* [Written problem]: Write out the full set of records below exactly.

---------- Material shown ----------

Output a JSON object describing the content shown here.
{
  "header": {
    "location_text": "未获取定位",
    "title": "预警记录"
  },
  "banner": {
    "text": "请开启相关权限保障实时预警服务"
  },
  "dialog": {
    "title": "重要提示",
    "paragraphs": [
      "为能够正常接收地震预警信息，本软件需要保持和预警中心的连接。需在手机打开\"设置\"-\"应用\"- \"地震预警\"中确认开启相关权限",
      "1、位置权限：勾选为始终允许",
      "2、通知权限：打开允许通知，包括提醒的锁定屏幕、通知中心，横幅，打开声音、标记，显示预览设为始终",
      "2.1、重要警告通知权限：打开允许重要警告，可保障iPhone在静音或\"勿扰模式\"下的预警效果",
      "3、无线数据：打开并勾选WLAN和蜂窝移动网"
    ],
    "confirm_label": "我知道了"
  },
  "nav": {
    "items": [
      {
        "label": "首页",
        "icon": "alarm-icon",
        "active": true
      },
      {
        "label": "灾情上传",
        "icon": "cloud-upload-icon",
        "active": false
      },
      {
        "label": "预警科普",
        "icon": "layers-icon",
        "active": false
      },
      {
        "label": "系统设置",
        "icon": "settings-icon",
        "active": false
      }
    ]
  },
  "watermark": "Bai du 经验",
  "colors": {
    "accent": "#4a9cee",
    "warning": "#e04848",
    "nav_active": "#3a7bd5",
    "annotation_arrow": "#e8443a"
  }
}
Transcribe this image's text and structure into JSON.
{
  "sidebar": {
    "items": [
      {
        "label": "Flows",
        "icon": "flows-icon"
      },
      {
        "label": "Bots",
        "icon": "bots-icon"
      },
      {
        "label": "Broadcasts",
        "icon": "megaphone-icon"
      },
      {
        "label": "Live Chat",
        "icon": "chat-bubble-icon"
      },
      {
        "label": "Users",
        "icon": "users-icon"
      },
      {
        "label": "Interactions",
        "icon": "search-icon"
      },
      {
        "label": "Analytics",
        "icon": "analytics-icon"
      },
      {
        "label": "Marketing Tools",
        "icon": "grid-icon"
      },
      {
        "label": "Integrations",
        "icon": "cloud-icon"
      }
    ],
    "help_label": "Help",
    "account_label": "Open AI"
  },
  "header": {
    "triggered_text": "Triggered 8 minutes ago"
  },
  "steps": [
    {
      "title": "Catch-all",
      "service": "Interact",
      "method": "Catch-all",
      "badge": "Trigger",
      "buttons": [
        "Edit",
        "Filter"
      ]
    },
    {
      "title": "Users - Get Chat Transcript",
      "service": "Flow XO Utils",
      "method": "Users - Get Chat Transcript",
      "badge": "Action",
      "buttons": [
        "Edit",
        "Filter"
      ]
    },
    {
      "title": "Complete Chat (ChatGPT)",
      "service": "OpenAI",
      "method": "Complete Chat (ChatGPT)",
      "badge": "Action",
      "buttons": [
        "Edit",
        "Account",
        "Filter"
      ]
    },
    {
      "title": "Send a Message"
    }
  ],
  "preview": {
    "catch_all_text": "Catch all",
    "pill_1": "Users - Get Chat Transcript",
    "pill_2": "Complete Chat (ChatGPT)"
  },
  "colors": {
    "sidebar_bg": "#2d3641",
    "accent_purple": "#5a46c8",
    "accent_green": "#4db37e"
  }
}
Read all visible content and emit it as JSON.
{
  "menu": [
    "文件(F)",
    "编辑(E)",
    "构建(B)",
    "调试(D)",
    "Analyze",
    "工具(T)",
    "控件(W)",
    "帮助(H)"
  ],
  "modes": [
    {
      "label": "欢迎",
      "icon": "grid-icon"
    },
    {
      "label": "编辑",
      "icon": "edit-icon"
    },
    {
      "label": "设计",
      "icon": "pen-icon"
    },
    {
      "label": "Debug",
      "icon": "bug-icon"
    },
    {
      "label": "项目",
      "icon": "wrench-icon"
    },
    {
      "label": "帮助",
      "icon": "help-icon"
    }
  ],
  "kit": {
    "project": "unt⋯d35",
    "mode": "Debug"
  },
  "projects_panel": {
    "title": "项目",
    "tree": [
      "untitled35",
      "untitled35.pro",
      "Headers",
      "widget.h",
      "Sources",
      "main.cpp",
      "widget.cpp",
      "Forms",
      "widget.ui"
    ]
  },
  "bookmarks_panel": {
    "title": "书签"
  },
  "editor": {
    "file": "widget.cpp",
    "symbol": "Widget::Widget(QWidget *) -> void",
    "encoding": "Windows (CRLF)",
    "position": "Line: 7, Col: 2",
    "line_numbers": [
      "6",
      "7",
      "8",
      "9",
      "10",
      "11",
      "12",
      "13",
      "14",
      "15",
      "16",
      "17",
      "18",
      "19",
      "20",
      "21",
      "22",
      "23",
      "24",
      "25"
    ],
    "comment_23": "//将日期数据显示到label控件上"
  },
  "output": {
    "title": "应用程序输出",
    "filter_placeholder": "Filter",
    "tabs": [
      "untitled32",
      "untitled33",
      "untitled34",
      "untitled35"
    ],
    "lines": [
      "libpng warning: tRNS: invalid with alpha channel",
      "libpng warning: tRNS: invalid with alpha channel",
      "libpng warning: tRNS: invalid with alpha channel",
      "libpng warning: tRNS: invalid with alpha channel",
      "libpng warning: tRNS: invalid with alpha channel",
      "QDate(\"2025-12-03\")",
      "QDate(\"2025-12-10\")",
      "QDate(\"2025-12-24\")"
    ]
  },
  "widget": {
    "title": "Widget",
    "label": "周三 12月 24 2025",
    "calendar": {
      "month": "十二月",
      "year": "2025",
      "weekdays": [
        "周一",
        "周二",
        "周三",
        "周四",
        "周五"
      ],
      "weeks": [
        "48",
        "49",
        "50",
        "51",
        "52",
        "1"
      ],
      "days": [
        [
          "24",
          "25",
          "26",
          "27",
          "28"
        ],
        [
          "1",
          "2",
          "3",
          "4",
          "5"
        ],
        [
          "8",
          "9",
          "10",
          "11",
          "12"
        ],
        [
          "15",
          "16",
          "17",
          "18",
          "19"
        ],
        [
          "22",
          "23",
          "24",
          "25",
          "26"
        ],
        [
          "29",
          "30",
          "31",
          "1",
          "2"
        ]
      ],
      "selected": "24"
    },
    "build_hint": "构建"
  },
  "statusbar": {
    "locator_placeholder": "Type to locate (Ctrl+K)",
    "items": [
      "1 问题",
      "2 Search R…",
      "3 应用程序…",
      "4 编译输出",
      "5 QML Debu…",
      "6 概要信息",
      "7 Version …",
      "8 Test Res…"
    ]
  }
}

----------

* [Reply to the exercise]:
Output a JSON object describing the content shown here.
{
  "header": {
    "location_text": "未获取定位",
    "title": "预警记录"
  },
  "banner": {
    "text": "请开启相关权限保障实时预警服务"
  },
  "dialog": {
    "title": "重要提示",
    "paragraphs": [
      "为能够正常接收地震预警信息，本软件需要保持和预警中心的连接。需在手机打开\"设置\"-\"应用\"- \"地震预警\"中确认开启相关权限",
      "1、位置权限：勾选为始终允许",
      "2、通知权限：打开允许通知，包括提醒的锁定屏幕、通知中心，横幅，打开声音、标记，显示预览设为始终",
      "2.1、重要警告通知权限：打开允许重要警告，可保障iPhone在静音或\"勿扰模式\"下的预警效果",
      "3、无线数据：打开并勾选WLAN和蜂窝移动网"
    ],
    "confirm_label": "我知道了"
  },
  "nav": {
    "items": [
      {
        "label": "首页",
        "icon": "alarm-icon",
        "active": true
      },
      {
        "label": "灾情上传",
        "icon": "cloud-upload-icon",
        "active": false
      },
      {
        "label": "预警科普",
        "icon": "layers-icon",
        "active": false
      },
      {
        "label": "系统设置",
        "icon": "settings-icon",
        "active": false
      }
    ]
  },
  "watermark": "Bai du 经验",
  "colors": {
    "accent": "#4a9cee",
    "warning": "#e04848",
    "nav_active": "#3a7bd5",
    "annotation_arrow": "#e8443a"
  }
}
Transcribe this image's text and structure into JSON.
{
  "sidebar": {
    "items": [
      {
        "label": "Flows",
        "icon": "flows-icon"
      },
      {
        "label": "Bots",
        "icon": "bots-icon"
      },
      {
        "label": "Broadcasts",
        "icon": "megaphone-icon"
      },
      {
        "label": "Live Chat",
        "icon": "chat-bubble-icon"
      },
      {
        "label": "Users",
        "icon": "users-icon"
      },
      {
        "label": "Interactions",
        "icon": "search-icon"
      },
      {
        "label": "Analytics",
        "icon": "analytics-icon"
      },
      {
        "label": "Marketing Tools",
        "icon": "grid-icon"
      },
      {
        "label": "Integrations",
        "icon": "cloud-icon"
      }
    ],
    "help_label": "Help",
    "account_label": "Open AI"
  },
  "header": {
    "triggered_text": "Triggered 8 minutes ago"
  },
  "steps": [
    {
      "title": "Catch-all",
      "service": "Interact",
      "method": "Catch-all",
      "badge": "Trigger",
      "buttons": [
        "Edit",
        "Filter"
      ]
    },
    {
      "title": "Users - Get Chat Transcript",
      "service": "Flow XO Utils",
      "method": "Users - Get Chat Transcript",
      "badge": "Action",
      "buttons": [
        "Edit",
        "Filter"
      ]
    },
    {
      "title": "Complete Chat (ChatGPT)",
      "service": "OpenAI",
      "method": "Complete Chat (ChatGPT)",
      "badge": "Action",
      "buttons": [
        "Edit",
        "Account",
        "Filter"
      ]
    },
    {
      "title": "Send a Message"
    }
  ],
  "preview": {
    "catch_all_text": "Catch all",
    "pill_1": "Users - Get Chat Transcript",
    "pill_2": "Complete Chat (ChatGPT)"
  },
  "colors": {
    "sidebar_bg": "#2d3641",
    "accent_purple": "#5a46c8",
    "accent_green": "#4db37e"
  }
}
Read all visible content and emit it as JSON.
{
  "menu": [
    "文件(F)",
    "编辑(E)",
    "构建(B)",
    "调试(D)",
    "Analyze",
    "工具(T)",
    "控件(W)",
    "帮助(H)"
  ],
  "modes": [
    {
      "label": "欢迎",
      "icon": "grid-icon"
    },
    {
      "label": "编辑",
      "icon": "edit-icon"
    },
    {
      "label": "设计",
      "icon": "pen-icon"
    },
    {
      "label": "Debug",
      "icon": "bug-icon"
    },
    {
      "label": "项目",
      "icon": "wrench-icon"
    },
    {
      "label": "帮助",
      "icon": "help-icon"
    }
  ],
  "kit": {
    "project": "unt⋯d35",
    "mode": "Debug"
  },
  "projects_panel": {
    "title": "项目",
    "tree": [
      "untitled35",
      "untitled35.pro",
      "Headers",
      "widget.h",
      "Sources",
      "main.cpp",
      "widget.cpp",
      "Forms",
      "widget.ui"
    ]
  },
  "bookmarks_panel": {
    "title": "书签"
  },
  "editor": {
    "file": "widget.cpp",
    "symbol": "Widget::Widget(QWidget *) -> void",
    "encoding": "Windows (CRLF)",
    "position": "Line: 7, Col: 2",
    "line_numbers": [
      "6",
      "7",
      "8",
      "9",
      "10",
      "11",
      "12",
      "13",
      "14",
      "15",
      "16",
      "17",
      "18",
      "19",
      "20",
      "21",
      "22",
      "23",
      "24",
      "25"
    ],
    "comment_23": "//将日期数据显示到label控件上"
  },
  "output": {
    "title": "应用程序输出",
    "filter_placeholder": "Filter",
    "tabs": [
      "untitled32",
      "untitled33",
      "untitled34",
      "untitled35"
    ],
    "lines": [
      "libpng warning: tRNS: invalid with alpha channel",
      "libpng warning: tRNS: invalid with alpha channel",
      "libpng warning: tRNS: invalid with alpha channel",
      "libpng warning: tRNS: invalid with alpha channel",
      "libpng warning: tRNS: invalid with alpha channel",
      "QDate(\"2025-12-03\")",
      "QDate(\"2025-12-10\")",
      "QDate(\"2025-12-24\")"
    ]
  },
  "widget": {
    "title": "Widget",
    "label": "周三 12月 24 2025",
    "calendar": {
      "month": "十二月",
      "year": "2025",
      "weekdays": [
        "周一",
        "周二",
        "周三",
        "周四",
        "周五"
      ],
      "weeks": [
        "48",
        "49",
        "50",
        "51",
        "52",
        "1"
      ],
      "days": [
        [
          "24",
          "25",
          "26",
          "27",
          "28"
        ],
        [
          "1",
          "2",
          "3",
          "4",
          "5"
        ],
        [
          "8",
          "9",
          "10",
          "11",
          "12"
        ],
        [
          "15",
          "16",
          "17",
          "18",
          "19"
        ],
        [
          "22",
          "23",
          "24",
          "25",
          "26"
        ],
        [
          "29",
          "30",
          "31",
          "1",
          "2"
        ]
      ],
      "selected": "24"
    },
    "build_hint": "构建"
  },
  "statusbar": {
    "locator_placeholder": "Type to locate (Ctrl+K)",
    "items": [
      "1 问题",
      "2 Search R…",
      "3 应用程序…",
      "4 编译输出",
      "5 QML Debu…",
      "6 概要信息",
      "7 Version …",
      "8 Test Res…"
    ]
  }
}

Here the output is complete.